Request:
Output all lines exactly.

(Entries with figure data)

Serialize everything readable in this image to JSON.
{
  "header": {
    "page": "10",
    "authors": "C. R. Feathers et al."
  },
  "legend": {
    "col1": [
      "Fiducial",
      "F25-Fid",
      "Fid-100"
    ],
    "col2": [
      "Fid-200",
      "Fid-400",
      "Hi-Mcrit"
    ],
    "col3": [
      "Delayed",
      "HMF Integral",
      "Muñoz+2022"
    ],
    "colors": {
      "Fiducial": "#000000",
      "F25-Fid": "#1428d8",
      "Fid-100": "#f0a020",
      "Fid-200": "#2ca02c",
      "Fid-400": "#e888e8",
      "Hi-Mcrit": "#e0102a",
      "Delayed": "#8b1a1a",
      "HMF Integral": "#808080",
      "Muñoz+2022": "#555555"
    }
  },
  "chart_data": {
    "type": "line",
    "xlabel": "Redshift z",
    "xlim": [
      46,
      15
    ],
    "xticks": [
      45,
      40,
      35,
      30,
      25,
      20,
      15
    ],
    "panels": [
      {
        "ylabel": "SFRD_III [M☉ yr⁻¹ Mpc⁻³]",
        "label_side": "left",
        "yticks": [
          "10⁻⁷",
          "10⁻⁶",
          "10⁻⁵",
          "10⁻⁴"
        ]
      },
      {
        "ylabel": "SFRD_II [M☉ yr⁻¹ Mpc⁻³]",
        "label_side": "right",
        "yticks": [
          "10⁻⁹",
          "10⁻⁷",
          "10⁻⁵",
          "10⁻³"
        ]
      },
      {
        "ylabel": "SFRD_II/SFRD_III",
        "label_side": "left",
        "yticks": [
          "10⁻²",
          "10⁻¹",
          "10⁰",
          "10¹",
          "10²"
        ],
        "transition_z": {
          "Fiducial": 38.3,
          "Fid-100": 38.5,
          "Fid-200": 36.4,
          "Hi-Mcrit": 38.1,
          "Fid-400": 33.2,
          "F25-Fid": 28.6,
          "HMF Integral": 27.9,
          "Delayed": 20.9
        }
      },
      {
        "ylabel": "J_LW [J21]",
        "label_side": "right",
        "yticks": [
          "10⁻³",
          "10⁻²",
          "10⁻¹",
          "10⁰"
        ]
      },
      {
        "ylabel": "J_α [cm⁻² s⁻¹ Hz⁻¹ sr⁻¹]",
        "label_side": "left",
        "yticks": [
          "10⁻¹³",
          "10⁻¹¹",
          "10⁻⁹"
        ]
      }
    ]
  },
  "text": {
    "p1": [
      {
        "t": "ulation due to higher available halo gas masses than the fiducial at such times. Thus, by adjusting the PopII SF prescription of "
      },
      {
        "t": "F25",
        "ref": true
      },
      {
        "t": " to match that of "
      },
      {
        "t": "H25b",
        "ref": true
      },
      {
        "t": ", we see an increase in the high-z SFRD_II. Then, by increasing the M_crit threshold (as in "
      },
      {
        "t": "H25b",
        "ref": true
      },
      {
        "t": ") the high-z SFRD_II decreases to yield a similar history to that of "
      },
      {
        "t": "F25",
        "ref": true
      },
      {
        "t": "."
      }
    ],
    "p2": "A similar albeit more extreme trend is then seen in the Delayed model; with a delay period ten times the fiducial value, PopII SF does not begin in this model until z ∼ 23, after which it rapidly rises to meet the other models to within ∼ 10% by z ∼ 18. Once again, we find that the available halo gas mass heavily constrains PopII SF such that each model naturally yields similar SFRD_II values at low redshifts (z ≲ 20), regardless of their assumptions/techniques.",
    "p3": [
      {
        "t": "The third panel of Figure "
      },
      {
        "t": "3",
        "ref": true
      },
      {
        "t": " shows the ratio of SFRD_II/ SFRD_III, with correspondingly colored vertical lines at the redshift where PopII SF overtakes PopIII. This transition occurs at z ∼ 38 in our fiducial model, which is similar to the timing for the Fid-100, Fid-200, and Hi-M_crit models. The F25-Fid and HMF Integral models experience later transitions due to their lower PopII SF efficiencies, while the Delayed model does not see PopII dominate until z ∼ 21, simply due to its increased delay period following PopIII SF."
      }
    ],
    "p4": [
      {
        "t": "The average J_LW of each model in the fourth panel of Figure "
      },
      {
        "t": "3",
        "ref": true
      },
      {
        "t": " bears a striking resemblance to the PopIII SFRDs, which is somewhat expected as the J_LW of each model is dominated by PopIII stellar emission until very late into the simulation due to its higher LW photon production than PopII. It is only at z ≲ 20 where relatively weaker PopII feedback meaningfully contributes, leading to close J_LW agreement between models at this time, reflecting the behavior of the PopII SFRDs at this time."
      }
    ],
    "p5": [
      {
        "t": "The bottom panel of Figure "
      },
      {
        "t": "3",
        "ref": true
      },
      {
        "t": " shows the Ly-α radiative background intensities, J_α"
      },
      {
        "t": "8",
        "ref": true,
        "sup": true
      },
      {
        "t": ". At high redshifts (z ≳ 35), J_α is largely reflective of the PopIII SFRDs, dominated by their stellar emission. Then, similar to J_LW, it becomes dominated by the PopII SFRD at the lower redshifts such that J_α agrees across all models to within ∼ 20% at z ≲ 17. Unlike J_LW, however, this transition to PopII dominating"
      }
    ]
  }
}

Result of this exercise:
Serialize everything readable in this image to JSON.
{
  "header": {
    "page": "10",
    "authors": "C. R. Feathers et al."
  },
  "legend": {
    "col1": [
      "Fiducial",
      "F25-Fid",
      "Fid-100"
    ],
    "col2": [
      "Fid-200",
      "Fid-400",
      "Hi-Mcrit"
    ],
    "col3": [
      "Delayed",
      "HMF Integral",
      "Muñoz+2022"
    ],
    "colors": {
      "Fiducial": "#000000",
      "F25-Fid": "#1428d8",
      "Fid-100": "#f0a020",
      "Fid-200": "#2ca02c",
      "Fid-400": "#e888e8",
      "Hi-Mcrit": "#e0102a",
      "Delayed": "#8b1a1a",
      "HMF Integral": "#808080",
      "Muñoz+2022": "#555555"
    }
  },
  "chart_data": {
    "type": "line",
    "xlabel": "Redshift z",
    "xlim": [
      46,
      15
    ],
    "xticks": [
      45,
      40,
      35,
      30,
      25,
      20,
      15
    ],
    "panels": [
      {
        "ylabel": "SFRD_III [M☉ yr⁻¹ Mpc⁻³]",
        "label_side": "left",
        "yticks": [
          "10⁻⁷",
          "10⁻⁶",
          "10⁻⁵",
          "10⁻⁴"
        ]
      },
      {
        "ylabel": "SFRD_II [M☉ yr⁻¹ Mpc⁻³]",
        "label_side": "right",
        "yticks": [
          "10⁻⁹",
          "10⁻⁷",
          "10⁻⁵",
          "10⁻³"
        ]
      },
      {
        "ylabel": "SFRD_II/SFRD_III",
        "label_side": "left",
        "yticks": [
          "10⁻²",
          "10⁻¹",
          "10⁰",
          "10¹",
          "10²"
        ],
        "transition_z": {
          "Fiducial": 38.3,
          "Fid-100": 38.5,
          "Fid-200": 36.4,
          "Hi-Mcrit": 38.1,
          "Fid-400": 33.2,
          "F25-Fid": 28.6,
          "HMF Integral": 27.9,
          "Delayed": 20.9
        }
      },
      {
        "ylabel": "J_LW [J21]",
        "label_side": "right",
        "yticks": [
          "10⁻³",
          "10⁻²",
          "10⁻¹",
          "10⁰"
        ]
      },
      {
        "ylabel": "J_α [cm⁻² s⁻¹ Hz⁻¹ sr⁻¹]",
        "label_side": "left",
        "yticks": [
          "10⁻¹³",
          "10⁻¹¹",
          "10⁻⁹"
        ]
      }
    ]
  },
  "text": {
    "p1": [
      {
        "t": "ulation due to higher available halo gas masses than the fiducial at such times. Thus, by adjusting the PopII SF prescription of "
      },
      {
        "t": "F25",
        "ref": true
      },
      {
        "t": " to match that of "
      },
      {
        "t": "H25b",
        "ref": true
      },
      {
        "t": ", we see an increase in the high-z SFRD_II. Then, by increasing the M_crit threshold (as in "
      },
      {
        "t": "H25b",
        "ref": true
      },
      {
        "t": ") the high-z SFRD_II decreases to yield a similar history to that of "
      },
      {
        "t": "F25",
        "ref": true
      },
      {
        "t": "."
      }
    ],
    "p2": "A similar albeit more extreme trend is then seen in the Delayed model; with a delay period ten times the fiducial value, PopII SF does not begin in this model until z ∼ 23, after which it rapidly rises to meet the other models to within ∼ 10% by z ∼ 18. Once again, we find that the available halo gas mass heavily constrains PopII SF such that each model naturally yields similar SFRD_II values at low redshifts (z ≲ 20), regardless of their assumptions/techniques.",
    "p3": [
      {
        "t": "The third panel of Figure "
      },
      {
        "t": "3",
        "ref": true
      },
      {
        "t": " shows the ratio of SFRD_II/ SFRD_III, with correspondingly colored vertical lines at the redshift where PopII SF overtakes PopIII. This transition occurs at z ∼ 38 in our fiducial model, which is similar to the timing for the Fid-100, Fid-200, and Hi-M_crit models. The F25-Fid and HMF Integral models experience later transitions due to their lower PopII SF efficiencies, while the Delayed model does not see PopII dominate until z ∼ 21, simply due to its increased delay period following PopIII SF."
      }
    ],
    "p4": [
      {
        "t": "The average J_LW of each model in the fourth panel of Figure "
      },
      {
        "t": "3",
        "ref": true
      },
      {
        "t": " bears a striking resemblance to the PopIII SFRDs, which is somewhat expected as the J_LW of each model is dominated by PopIII stellar emission until very late into the simulation due to its higher LW photon production than PopII. It is only at z ≲ 20 where relatively weaker PopII feedback meaningfully contributes, leading to close J_LW agreement between models at this time, reflecting the behavior of the PopII SFRDs at this time."
      }
    ],
    "p5": [
      {
        "t": "The bottom panel of Figure "
      },
      {
        "t": "3",
        "ref": true
      },
      {
        "t": " shows the Ly-α radiative background intensities, J_α"
      },
      {
        "t": "8",
        "ref": true,
        "sup": true
      },
      {
        "t": ". At high redshifts (z ≳ 35), J_α is largely reflective of the PopIII SFRDs, dominated by their stellar emission. Then, similar to J_LW, it becomes dominated by the PopII SFRD at the lower redshifts such that J_α agrees across all models to within ∼ 20% at z ≲ 17. Unlike J_LW, however, this transition to PopII dominating"
      }
    ]
  }
}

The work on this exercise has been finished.